Stored dataset items

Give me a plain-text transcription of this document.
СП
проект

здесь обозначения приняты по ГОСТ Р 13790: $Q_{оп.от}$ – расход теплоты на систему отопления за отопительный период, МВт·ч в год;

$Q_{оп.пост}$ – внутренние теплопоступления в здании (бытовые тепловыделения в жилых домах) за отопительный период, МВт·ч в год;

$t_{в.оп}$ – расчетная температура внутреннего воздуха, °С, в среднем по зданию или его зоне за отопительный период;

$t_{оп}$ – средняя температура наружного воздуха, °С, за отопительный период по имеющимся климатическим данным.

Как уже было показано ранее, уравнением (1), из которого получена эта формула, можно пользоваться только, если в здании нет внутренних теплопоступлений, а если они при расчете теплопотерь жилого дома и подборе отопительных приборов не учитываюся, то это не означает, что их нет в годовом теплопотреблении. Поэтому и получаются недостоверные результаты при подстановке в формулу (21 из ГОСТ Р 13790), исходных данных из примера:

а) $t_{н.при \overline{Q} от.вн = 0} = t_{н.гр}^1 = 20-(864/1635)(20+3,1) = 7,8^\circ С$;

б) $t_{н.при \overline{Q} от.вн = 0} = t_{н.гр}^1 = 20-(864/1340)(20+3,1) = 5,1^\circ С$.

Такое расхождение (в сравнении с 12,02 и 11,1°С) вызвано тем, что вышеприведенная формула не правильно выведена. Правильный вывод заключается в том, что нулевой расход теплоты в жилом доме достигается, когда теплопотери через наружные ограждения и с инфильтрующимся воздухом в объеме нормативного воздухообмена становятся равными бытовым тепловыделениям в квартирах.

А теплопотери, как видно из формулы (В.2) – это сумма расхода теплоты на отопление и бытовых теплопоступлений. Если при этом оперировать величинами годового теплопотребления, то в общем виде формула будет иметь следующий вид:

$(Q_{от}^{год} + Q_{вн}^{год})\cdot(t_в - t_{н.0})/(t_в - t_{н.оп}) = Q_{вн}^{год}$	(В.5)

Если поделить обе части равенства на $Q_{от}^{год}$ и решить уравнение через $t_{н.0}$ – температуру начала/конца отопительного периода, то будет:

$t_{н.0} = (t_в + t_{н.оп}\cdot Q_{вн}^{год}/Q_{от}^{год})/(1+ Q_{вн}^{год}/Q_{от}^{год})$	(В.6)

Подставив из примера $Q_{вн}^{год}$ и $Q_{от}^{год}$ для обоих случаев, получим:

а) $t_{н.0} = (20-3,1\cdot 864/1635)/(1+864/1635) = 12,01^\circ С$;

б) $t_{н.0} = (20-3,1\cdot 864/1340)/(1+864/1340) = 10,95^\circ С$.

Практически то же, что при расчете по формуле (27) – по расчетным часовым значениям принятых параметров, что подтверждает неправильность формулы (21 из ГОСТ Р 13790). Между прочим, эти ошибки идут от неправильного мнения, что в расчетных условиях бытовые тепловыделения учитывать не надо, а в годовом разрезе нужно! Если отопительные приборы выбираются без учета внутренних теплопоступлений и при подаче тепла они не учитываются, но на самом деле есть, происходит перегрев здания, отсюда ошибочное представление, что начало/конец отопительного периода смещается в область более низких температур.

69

→ **SET PROBLEM**: Return the full listing, character for character.

→ **FINAL ANSWER**:
Give me a plain-text transcription of this document.
СП
проект

здесь обозначения приняты по ГОСТ Р 13790: $Q_{оп.от}$ – расход теплоты на систему отопления за отопительный период, МВт·ч в год;

$Q_{оп.пост}$ – внутренние теплопоступления в здании (бытовые тепловыделения в жилых домах) за отопительный период, МВт·ч в год;

$t_{в.оп}$ – расчетная температура внутреннего воздуха, °С, в среднем по зданию или его зоне за отопительный период;

$t_{оп}$ – средняя температура наружного воздуха, °С, за отопительный период по имеющимся климатическим данным.

Как уже было показано ранее, уравнением (1), из которого получена эта формула, можно пользоваться только, если в здании нет внутренних теплопоступлений, а если они при расчете теплопотерь жилого дома и подборе отопительных приборов не учитываюся, то это не означает, что их нет в годовом теплопотреблении. Поэтому и получаются недостоверные результаты при подстановке в формулу (21 из ГОСТ Р 13790), исходных данных из примера:

а) $t_{н.при \overline{Q} от.вн = 0} = t_{н.гр}^1 = 20-(864/1635)(20+3,1) = 7,8^\circ С$;

б) $t_{н.при \overline{Q} от.вн = 0} = t_{н.гр}^1 = 20-(864/1340)(20+3,1) = 5,1^\circ С$.

Такое расхождение (в сравнении с 12,02 и 11,1°С) вызвано тем, что вышеприведенная формула не правильно выведена. Правильный вывод заключается в том, что нулевой расход теплоты в жилом доме достигается, когда теплопотери через наружные ограждения и с инфильтрующимся воздухом в объеме нормативного воздухообмена становятся равными бытовым тепловыделениям в квартирах.

А теплопотери, как видно из формулы (В.2) – это сумма расхода теплоты на отопление и бытовых теплопоступлений. Если при этом оперировать величинами годового теплопотребления, то в общем виде формула будет иметь следующий вид:

$(Q_{от}^{год} + Q_{вн}^{год})\cdot(t_в - t_{н.0})/(t_в - t_{н.оп}) = Q_{вн}^{год}$	(В.5)

Если поделить обе части равенства на $Q_{от}^{год}$ и решить уравнение через $t_{н.0}$ – температуру начала/конца отопительного периода, то будет:

$t_{н.0} = (t_в + t_{н.оп}\cdot Q_{вн}^{год}/Q_{от}^{год})/(1+ Q_{вн}^{год}/Q_{от}^{год})$	(В.6)

Подставив из примера $Q_{вн}^{год}$ и $Q_{от}^{год}$ для обоих случаев, получим:

а) $t_{н.0} = (20-3,1\cdot 864/1635)/(1+864/1635) = 12,01^\circ С$;

б) $t_{н.0} = (20-3,1\cdot 864/1340)/(1+864/1340) = 10,95^\circ С$.

Практически то же, что при расчете по формуле (27) – по расчетным часовым значениям принятых параметров, что подтверждает неправильность формулы (21 из ГОСТ Р 13790). Между прочим, эти ошибки идут от неправильного мнения, что в расчетных условиях бытовые тепловыделения учитывать не надо, а в годовом разрезе нужно! Если отопительные приборы выбираются без учета внутренних теплопоступлений и при подаче тепла они не учитываются, но на самом деле есть, происходит перегрев здания, отсюда ошибочное представление, что начало/конец отопительного периода смещается в область более низких температур.

69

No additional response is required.